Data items
[START]
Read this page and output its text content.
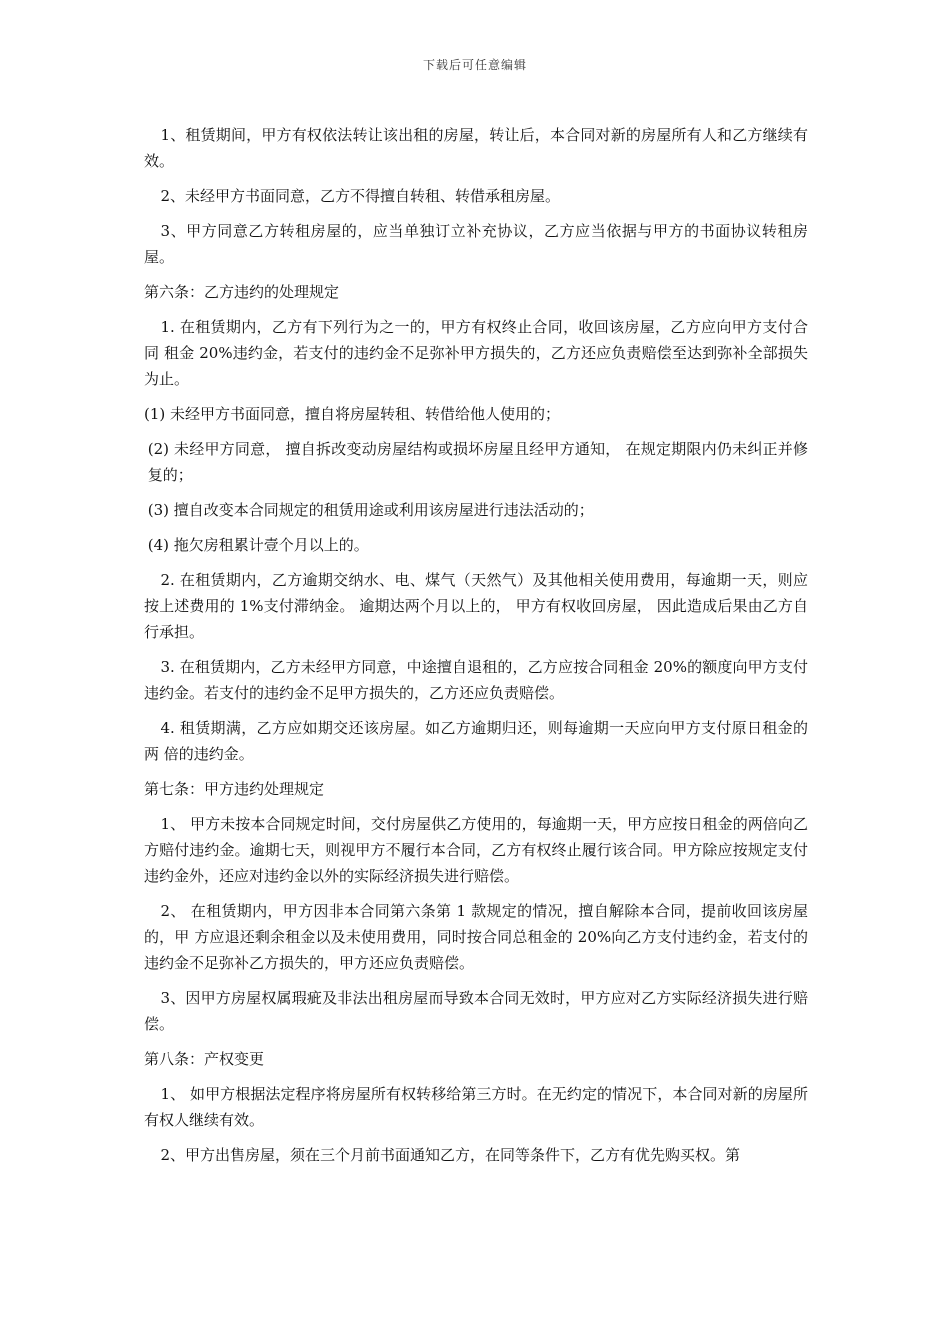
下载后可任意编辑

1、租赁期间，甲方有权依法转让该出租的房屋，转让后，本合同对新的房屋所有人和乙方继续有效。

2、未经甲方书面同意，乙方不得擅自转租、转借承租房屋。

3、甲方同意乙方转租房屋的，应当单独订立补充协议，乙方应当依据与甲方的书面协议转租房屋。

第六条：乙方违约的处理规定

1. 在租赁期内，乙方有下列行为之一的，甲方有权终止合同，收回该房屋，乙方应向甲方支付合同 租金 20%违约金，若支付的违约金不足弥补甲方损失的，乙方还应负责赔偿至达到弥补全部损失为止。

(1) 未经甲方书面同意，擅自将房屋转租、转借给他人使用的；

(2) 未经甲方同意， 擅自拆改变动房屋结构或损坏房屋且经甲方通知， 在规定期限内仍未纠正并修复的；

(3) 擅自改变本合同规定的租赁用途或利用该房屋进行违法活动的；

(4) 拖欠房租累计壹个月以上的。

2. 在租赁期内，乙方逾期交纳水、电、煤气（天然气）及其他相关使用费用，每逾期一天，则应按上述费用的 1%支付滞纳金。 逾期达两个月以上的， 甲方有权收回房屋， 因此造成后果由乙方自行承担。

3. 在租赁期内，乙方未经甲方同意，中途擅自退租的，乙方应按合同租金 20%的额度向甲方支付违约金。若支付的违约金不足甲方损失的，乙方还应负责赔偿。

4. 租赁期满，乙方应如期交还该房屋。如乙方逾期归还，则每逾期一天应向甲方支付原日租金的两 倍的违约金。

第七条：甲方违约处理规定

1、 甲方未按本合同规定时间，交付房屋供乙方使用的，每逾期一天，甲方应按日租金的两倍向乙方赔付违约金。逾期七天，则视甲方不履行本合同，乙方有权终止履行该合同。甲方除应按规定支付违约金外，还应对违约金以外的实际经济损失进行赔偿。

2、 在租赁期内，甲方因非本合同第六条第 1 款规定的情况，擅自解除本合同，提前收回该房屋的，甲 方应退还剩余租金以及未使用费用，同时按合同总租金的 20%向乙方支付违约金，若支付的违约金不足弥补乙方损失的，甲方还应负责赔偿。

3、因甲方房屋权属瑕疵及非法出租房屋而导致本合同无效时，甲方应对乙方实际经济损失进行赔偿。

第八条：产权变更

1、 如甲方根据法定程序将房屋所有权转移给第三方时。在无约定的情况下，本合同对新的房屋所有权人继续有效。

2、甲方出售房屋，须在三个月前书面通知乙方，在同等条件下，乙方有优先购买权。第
[END]
### WRITTEN INSTRUCTION
Reproduce all of the entries word for word, skipping any pictures they hold.

### SOLUTION BELOW
Read this page and output its text content.
下载后可任意编辑

1、租赁期间，甲方有权依法转让该出租的房屋，转让后，本合同对新的房屋所有人和乙方继续有效。

2、未经甲方书面同意，乙方不得擅自转租、转借承租房屋。

3、甲方同意乙方转租房屋的，应当单独订立补充协议，乙方应当依据与甲方的书面协议转租房屋。

第六条：乙方违约的处理规定

1. 在租赁期内，乙方有下列行为之一的，甲方有权终止合同，收回该房屋，乙方应向甲方支付合同 租金 20%违约金，若支付的违约金不足弥补甲方损失的，乙方还应负责赔偿至达到弥补全部损失为止。

(1) 未经甲方书面同意，擅自将房屋转租、转借给他人使用的；

(2) 未经甲方同意， 擅自拆改变动房屋结构或损坏房屋且经甲方通知， 在规定期限内仍未纠正并修复的；

(3) 擅自改变本合同规定的租赁用途或利用该房屋进行违法活动的；

(4) 拖欠房租累计壹个月以上的。

2. 在租赁期内，乙方逾期交纳水、电、煤气（天然气）及其他相关使用费用，每逾期一天，则应按上述费用的 1%支付滞纳金。 逾期达两个月以上的， 甲方有权收回房屋， 因此造成后果由乙方自行承担。

3. 在租赁期内，乙方未经甲方同意，中途擅自退租的，乙方应按合同租金 20%的额度向甲方支付违约金。若支付的违约金不足甲方损失的，乙方还应负责赔偿。

4. 租赁期满，乙方应如期交还该房屋。如乙方逾期归还，则每逾期一天应向甲方支付原日租金的两 倍的违约金。

第七条：甲方违约处理规定

1、 甲方未按本合同规定时间，交付房屋供乙方使用的，每逾期一天，甲方应按日租金的两倍向乙方赔付违约金。逾期七天，则视甲方不履行本合同，乙方有权终止履行该合同。甲方除应按规定支付违约金外，还应对违约金以外的实际经济损失进行赔偿。

2、 在租赁期内，甲方因非本合同第六条第 1 款规定的情况，擅自解除本合同，提前收回该房屋的，甲 方应退还剩余租金以及未使用费用，同时按合同总租金的 20%向乙方支付违约金，若支付的违约金不足弥补乙方损失的，甲方还应负责赔偿。

3、因甲方房屋权属瑕疵及非法出租房屋而导致本合同无效时，甲方应对乙方实际经济损失进行赔偿。

第八条：产权变更

1、 如甲方根据法定程序将房屋所有权转移给第三方时。在无约定的情况下，本合同对新的房屋所有权人继续有效。

2、甲方出售房屋，须在三个月前书面通知乙方，在同等条件下，乙方有优先购买权。第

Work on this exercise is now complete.